How to get works read, performed, and published is also key to being  a concert composer.But what is most important of all is being realistic. concert composing is defiantly not a lucrative field, its more about art the profit. 

 

This is just a brief tid-bit about how the world of composing. They are not set in stone, and can change drastically for a various reasons.

A composer who comes from the Western music culture needs to know certain things:

[I am inventing an ad hoc list...]

1. middle C on the piano

2. how to play Happy Birthday in all 12 (the usual) major keys.

3. PC composers need to know how to use a PC.

4. who's on first.

5. Who Nino Rota is. ibdem, Mason Williams. [these are really esoteric options.] [Google them, and you won't be sorry.]

6. How to play the 15 Two-Part Inventions of J.S. Bach. Well, at least 2 of them. And analyse them. Or Google the analysis, if you want.

7. Analyse, and hopefully play at least 2 Beethoven Sonatas. The most seductive first movement, "Moonlight" (just Google it) is a must-see for understanding the concept of Fantasy.

8. Look at the score to http://www.youtube.com/watch?v=YvQxHfNLbOk by Rimsky-Korsakoff. The link is a performance; I could not find the score. Try to Google the score! Oh, and learn to write like that. People will be impressed.

9. Go to YouTube, and begin to collect music that you are attracted to. And collect some (Favorite it) that you are not attracted to. Listen to both. Don't just collect them. The more you hear, the better your organizing skills will get.

☆ ☆ ☆

◆ WORK ORDER 1:
In the composing passage, at least how many of J.S. Bach's Two-Part Inventions should a composer be able to play?
◆ WORK ORDER 2:
Reproduce the composing passage word for word between "1. middle C" and "concept of Fantasy.", inclusive.

☆ ☆ ☆

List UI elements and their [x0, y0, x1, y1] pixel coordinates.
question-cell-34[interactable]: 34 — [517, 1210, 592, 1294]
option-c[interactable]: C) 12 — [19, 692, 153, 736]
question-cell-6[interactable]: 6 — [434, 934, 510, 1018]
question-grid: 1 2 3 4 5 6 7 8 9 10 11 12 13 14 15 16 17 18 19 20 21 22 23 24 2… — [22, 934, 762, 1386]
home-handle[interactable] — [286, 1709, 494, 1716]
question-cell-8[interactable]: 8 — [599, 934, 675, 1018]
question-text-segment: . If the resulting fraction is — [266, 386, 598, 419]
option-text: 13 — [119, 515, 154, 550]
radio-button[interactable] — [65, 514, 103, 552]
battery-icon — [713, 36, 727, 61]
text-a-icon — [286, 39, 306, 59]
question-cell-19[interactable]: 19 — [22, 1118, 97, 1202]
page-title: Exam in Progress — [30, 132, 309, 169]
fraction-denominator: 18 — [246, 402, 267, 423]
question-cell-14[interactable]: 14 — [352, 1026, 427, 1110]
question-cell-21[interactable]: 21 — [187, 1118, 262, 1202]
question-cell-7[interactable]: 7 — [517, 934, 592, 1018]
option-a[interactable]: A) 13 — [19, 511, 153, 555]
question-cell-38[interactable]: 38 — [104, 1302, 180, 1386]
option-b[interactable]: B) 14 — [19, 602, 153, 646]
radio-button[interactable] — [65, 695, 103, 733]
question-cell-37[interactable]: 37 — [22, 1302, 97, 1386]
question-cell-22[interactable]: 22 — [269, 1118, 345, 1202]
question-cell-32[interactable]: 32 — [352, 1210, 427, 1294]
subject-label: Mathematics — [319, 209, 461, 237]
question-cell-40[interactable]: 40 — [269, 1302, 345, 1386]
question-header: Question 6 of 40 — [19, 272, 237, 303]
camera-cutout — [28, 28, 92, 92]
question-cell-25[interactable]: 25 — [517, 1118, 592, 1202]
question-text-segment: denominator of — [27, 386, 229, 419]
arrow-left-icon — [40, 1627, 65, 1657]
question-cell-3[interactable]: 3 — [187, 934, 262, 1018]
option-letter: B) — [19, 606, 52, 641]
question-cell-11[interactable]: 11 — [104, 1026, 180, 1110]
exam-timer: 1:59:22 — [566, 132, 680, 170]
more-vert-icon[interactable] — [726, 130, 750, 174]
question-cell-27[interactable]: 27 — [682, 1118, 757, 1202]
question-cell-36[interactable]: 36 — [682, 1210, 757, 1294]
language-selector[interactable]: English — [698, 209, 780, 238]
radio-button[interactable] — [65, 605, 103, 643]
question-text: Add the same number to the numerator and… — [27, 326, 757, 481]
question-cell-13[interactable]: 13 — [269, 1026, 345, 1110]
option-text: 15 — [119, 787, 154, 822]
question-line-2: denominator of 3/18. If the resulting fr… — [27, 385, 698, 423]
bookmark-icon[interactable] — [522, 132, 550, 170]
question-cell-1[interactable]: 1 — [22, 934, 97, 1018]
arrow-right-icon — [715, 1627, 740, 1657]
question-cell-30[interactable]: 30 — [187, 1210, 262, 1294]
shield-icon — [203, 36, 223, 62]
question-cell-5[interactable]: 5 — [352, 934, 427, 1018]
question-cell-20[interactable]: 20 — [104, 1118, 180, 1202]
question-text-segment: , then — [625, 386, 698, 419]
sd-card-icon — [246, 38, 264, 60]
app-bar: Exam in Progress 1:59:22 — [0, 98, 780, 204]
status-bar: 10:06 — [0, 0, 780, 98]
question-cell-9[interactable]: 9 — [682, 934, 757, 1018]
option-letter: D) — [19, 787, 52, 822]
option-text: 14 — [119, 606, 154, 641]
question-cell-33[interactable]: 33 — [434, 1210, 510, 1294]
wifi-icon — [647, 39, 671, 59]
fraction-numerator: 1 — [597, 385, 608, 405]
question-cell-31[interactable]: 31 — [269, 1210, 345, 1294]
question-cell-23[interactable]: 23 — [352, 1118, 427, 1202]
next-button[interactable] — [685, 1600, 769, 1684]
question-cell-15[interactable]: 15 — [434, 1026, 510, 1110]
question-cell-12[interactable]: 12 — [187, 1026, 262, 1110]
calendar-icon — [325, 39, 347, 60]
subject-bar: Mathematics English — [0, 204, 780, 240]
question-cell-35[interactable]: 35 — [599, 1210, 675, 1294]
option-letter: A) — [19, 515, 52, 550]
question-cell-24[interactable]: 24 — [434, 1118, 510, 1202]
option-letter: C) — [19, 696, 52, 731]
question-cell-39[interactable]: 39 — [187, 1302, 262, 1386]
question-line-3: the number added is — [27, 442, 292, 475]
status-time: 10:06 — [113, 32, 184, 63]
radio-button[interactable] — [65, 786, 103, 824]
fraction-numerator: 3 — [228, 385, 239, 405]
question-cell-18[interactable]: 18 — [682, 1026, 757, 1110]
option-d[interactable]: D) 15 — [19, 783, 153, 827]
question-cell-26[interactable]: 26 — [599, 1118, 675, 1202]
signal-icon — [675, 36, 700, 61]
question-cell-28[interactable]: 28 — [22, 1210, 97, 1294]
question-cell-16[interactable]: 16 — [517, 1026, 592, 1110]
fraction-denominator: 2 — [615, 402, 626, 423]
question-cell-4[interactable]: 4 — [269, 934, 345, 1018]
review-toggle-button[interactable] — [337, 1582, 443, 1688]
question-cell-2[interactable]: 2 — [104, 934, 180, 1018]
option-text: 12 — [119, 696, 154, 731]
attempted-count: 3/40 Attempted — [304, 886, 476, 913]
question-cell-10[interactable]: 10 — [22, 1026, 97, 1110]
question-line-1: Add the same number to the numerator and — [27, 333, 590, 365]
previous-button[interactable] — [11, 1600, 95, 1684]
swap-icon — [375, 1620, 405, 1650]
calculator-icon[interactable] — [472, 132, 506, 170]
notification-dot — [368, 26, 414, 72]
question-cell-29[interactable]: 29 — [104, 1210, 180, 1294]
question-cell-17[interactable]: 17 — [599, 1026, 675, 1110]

☆ ☆ ☆

◆ RESPONSE 1:
At least 2 of them.

◆ RESPONSE 2:
1. middle C on the piano

2. how to play Happy Birthday in all 12 (the usual) major keys.

3. PC composers need to know how to use a PC.

4. who's on first.

5. Who Nino Rota is. ibdem, Mason Williams. [these are really esoteric options.] [Google them, and you won't be sorry.]

6. How to play the 15 Two-Part Inventions of J.S. Bach. Well, at least 2 of them. And analyse them. Or Google the analysis, if you want.

7. Analyse, and hopefully play at least 2 Beethoven Sonatas. The most seductive first movement, "Moonlight" (just Google it) is a must-see for understanding the concept of Fantasy.